## What the exercise asks
The listing must be reproduced in full, exactly as it stands.

[Stored items from a collection]
☆ ☆ ☆ ☆ ☆ ☆ ☆

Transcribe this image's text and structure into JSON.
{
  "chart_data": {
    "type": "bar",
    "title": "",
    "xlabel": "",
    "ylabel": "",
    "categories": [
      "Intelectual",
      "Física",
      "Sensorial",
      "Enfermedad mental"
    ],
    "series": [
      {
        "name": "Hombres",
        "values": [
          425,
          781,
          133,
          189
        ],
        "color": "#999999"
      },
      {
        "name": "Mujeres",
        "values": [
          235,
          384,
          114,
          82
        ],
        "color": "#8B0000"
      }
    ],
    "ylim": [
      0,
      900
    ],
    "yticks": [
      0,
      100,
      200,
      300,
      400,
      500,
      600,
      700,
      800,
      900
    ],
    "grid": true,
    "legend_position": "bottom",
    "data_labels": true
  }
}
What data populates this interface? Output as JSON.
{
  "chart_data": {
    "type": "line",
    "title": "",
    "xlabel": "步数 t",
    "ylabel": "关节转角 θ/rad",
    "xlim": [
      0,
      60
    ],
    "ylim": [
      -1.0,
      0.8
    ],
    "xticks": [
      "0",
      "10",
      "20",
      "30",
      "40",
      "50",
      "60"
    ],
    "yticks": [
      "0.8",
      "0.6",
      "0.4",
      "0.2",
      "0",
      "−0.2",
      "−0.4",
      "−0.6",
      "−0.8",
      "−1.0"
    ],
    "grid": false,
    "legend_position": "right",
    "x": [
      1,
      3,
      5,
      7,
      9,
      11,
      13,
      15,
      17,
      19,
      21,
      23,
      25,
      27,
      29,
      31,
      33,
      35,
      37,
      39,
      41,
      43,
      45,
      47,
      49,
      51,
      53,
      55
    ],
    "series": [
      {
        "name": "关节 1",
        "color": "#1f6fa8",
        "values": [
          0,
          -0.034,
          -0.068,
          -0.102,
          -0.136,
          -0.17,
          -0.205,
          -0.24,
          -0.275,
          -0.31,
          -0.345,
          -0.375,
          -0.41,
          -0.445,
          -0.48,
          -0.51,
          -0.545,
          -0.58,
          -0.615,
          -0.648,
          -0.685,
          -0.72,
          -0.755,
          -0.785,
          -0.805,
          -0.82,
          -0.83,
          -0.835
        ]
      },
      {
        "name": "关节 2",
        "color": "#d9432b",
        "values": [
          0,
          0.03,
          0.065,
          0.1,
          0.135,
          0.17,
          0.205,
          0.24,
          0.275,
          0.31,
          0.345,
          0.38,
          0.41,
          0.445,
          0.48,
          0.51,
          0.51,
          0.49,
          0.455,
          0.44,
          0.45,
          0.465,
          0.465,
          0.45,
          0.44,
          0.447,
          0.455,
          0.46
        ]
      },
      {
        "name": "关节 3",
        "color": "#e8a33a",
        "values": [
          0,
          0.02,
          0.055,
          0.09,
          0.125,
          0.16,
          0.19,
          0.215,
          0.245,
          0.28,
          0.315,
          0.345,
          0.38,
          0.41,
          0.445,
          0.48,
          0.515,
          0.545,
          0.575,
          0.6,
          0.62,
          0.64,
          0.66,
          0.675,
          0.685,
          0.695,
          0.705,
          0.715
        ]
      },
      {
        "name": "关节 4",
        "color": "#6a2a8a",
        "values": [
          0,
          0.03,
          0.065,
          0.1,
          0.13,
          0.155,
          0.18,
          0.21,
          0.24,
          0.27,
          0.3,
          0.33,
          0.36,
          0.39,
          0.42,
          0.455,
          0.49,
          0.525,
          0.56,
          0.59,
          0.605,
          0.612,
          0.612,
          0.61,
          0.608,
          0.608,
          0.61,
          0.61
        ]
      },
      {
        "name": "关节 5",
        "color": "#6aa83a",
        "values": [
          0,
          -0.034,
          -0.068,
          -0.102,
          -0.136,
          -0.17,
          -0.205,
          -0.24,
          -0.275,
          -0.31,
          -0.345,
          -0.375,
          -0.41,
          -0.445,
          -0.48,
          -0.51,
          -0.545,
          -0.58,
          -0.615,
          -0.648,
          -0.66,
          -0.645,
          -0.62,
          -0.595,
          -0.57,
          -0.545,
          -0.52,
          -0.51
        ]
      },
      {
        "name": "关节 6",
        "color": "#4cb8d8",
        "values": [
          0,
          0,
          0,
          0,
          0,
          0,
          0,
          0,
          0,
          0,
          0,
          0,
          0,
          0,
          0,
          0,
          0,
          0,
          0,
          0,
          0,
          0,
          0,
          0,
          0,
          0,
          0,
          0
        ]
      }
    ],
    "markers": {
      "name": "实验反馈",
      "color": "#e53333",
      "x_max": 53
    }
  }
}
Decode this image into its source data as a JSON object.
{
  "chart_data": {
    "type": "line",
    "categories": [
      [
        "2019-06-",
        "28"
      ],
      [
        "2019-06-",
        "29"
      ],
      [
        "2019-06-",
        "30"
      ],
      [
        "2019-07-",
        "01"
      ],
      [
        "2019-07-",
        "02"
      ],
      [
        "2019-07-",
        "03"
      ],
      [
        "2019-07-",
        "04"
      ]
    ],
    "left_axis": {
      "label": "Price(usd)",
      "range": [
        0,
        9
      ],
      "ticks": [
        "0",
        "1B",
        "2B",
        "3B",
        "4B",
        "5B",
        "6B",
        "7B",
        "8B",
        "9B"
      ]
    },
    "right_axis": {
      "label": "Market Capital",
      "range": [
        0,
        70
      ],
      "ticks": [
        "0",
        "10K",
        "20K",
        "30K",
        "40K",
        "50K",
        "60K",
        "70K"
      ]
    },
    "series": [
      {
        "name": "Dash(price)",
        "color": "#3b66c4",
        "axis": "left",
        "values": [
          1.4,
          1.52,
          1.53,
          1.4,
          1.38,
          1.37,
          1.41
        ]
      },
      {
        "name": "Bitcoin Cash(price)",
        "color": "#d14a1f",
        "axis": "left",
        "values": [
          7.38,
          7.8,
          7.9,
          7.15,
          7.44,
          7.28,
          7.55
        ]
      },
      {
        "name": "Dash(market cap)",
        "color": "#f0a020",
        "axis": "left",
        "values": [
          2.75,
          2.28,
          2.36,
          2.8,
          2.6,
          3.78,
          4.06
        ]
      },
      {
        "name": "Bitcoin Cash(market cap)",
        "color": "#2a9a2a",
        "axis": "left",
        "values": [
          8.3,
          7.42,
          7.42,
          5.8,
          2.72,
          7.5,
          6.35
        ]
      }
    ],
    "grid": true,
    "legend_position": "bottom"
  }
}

☆ ☆ ☆ ☆ ☆ ☆ ☆

## Answer
Transcribe this image's text and structure into JSON.
{
  "chart_data": {
    "type": "bar",
    "title": "",
    "xlabel": "",
    "ylabel": "",
    "categories": [
      "Intelectual",
      "Física",
      "Sensorial",
      "Enfermedad mental"
    ],
    "series": [
      {
        "name": "Hombres",
        "values": [
          425,
          781,
          133,
          189
        ],
        "color": "#999999"
      },
      {
        "name": "Mujeres",
        "values": [
          235,
          384,
          114,
          82
        ],
        "color": "#8B0000"
      }
    ],
    "ylim": [
      0,
      900
    ],
    "yticks": [
      0,
      100,
      200,
      300,
      400,
      500,
      600,
      700,
      800,
      900
    ],
    "grid": true,
    "legend_position": "bottom",
    "data_labels": true
  }
}
What data populates this interface? Output as JSON.
{
  "chart_data": {
    "type": "line",
    "title": "",
    "xlabel": "步数 t",
    "ylabel": "关节转角 θ/rad",
    "xlim": [
      0,
      60
    ],
    "ylim": [
      -1.0,
      0.8
    ],
    "xticks": [
      "0",
      "10",
      "20",
      "30",
      "40",
      "50",
      "60"
    ],
    "yticks": [
      "0.8",
      "0.6",
      "0.4",
      "0.2",
      "0",
      "−0.2",
      "−0.4",
      "−0.6",
      "−0.8",
      "−1.0"
    ],
    "grid": false,
    "legend_position": "right",
    "x": [
      1,
      3,
      5,
      7,
      9,
      11,
      13,
      15,
      17,
      19,
      21,
      23,
      25,
      27,
      29,
      31,
      33,
      35,
      37,
      39,
      41,
      43,
      45,
      47,
      49,
      51,
      53,
      55
    ],
    "series": [
      {
        "name": "关节 1",
        "color": "#1f6fa8",
        "values": [
          0,
          -0.034,
          -0.068,
          -0.102,
          -0.136,
          -0.17,
          -0.205,
          -0.24,
          -0.275,
          -0.31,
          -0.345,
          -0.375,
          -0.41,
          -0.445,
          -0.48,
          -0.51,
          -0.545,
          -0.58,
          -0.615,
          -0.648,
          -0.685,
          -0.72,
          -0.755,
          -0.785,
          -0.805,
          -0.82,
          -0.83,
          -0.835
        ]
      },
      {
        "name": "关节 2",
        "color": "#d9432b",
        "values": [
          0,
          0.03,
          0.065,
          0.1,
          0.135,
          0.17,
          0.205,
          0.24,
          0.275,
          0.31,
          0.345,
          0.38,
          0.41,
          0.445,
          0.48,
          0.51,
          0.51,
          0.49,
          0.455,
          0.44,
          0.45,
          0.465,
          0.465,
          0.45,
          0.44,
          0.447,
          0.455,
          0.46
        ]
      },
      {
        "name": "关节 3",
        "color": "#e8a33a",
        "values": [
          0,
          0.02,
          0.055,
          0.09,
          0.125,
          0.16,
          0.19,
          0.215,
          0.245,
          0.28,
          0.315,
          0.345,
          0.38,
          0.41,
          0.445,
          0.48,
          0.515,
          0.545,
          0.575,
          0.6,
          0.62,
          0.64,
          0.66,
          0.675,
          0.685,
          0.695,
          0.705,
          0.715
        ]
      },
      {
        "name": "关节 4",
        "color": "#6a2a8a",
        "values": [
          0,
          0.03,
          0.065,
          0.1,
          0.13,
          0.155,
          0.18,
          0.21,
          0.24,
          0.27,
          0.3,
          0.33,
          0.36,
          0.39,
          0.42,
          0.455,
          0.49,
          0.525,
          0.56,
          0.59,
          0.605,
          0.612,
          0.612,
          0.61,
          0.608,
          0.608,
          0.61,
          0.61
        ]
      },
      {
        "name": "关节 5",
        "color": "#6aa83a",
        "values": [
          0,
          -0.034,
          -0.068,
          -0.102,
          -0.136,
          -0.17,
          -0.205,
          -0.24,
          -0.275,
          -0.31,
          -0.345,
          -0.375,
          -0.41,
          -0.445,
          -0.48,
          -0.51,
          -0.545,
          -0.58,
          -0.615,
          -0.648,
          -0.66,
          -0.645,
          -0.62,
          -0.595,
          -0.57,
          -0.545,
          -0.52,
          -0.51
        ]
      },
      {
        "name": "关节 6",
        "color": "#4cb8d8",
        "values": [
          0,
          0,
          0,
          0,
          0,
          0,
          0,
          0,
          0,
          0,
          0,
          0,
          0,
          0,
          0,
          0,
          0,
          0,
          0,
          0,
          0,
          0,
          0,
          0,
          0,
          0,
          0,
          0
        ]
      }
    ],
    "markers": {
      "name": "实验反馈",
      "color": "#e53333",
      "x_max": 53
    }
  }
}
Decode this image into its source data as a JSON object.
{
  "chart_data": {
    "type": "line",
    "categories": [
      [
        "2019-06-",
        "28"
      ],
      [
        "2019-06-",
        "29"
      ],
      [
        "2019-06-",
        "30"
      ],
      [
        "2019-07-",
        "01"
      ],
      [
        "2019-07-",
        "02"
      ],
      [
        "2019-07-",
        "03"
      ],
      [
        "2019-07-",
        "04"
      ]
    ],
    "left_axis": {
      "label": "Price(usd)",
      "range": [
        0,
        9
      ],
      "ticks": [
        "0",
        "1B",
        "2B",
        "3B",
        "4B",
        "5B",
        "6B",
        "7B",
        "8B",
        "9B"
      ]
    },
    "right_axis": {
      "label": "Market Capital",
      "range": [
        0,
        70
      ],
      "ticks": [
        "0",
        "10K",
        "20K",
        "30K",
        "40K",
        "50K",
        "60K",
        "70K"
      ]
    },
    "series": [
      {
        "name": "Dash(price)",
        "color": "#3b66c4",
        "axis": "left",
        "values": [
          1.4,
          1.52,
          1.53,
          1.4,
          1.38,
          1.37,
          1.41
        ]
      },
      {
        "name": "Bitcoin Cash(price)",
        "color": "#d14a1f",
        "axis": "left",
        "values": [
          7.38,
          7.8,
          7.9,
          7.15,
          7.44,
          7.28,
          7.55
        ]
      },
      {
        "name": "Dash(market cap)",
        "color": "#f0a020",
        "axis": "left",
        "values": [
          2.75,
          2.28,
          2.36,
          2.8,
          2.6,
          3.78,
          4.06
        ]
      },
      {
        "name": "Bitcoin Cash(market cap)",
        "color": "#2a9a2a",
        "axis": "left",
        "values": [
          8.3,
          7.42,
          7.42,
          5.8,
          2.72,
          7.5,
          6.35
        ]
      }
    ],
    "grid": true,
    "legend_position": "bottom"
  }
}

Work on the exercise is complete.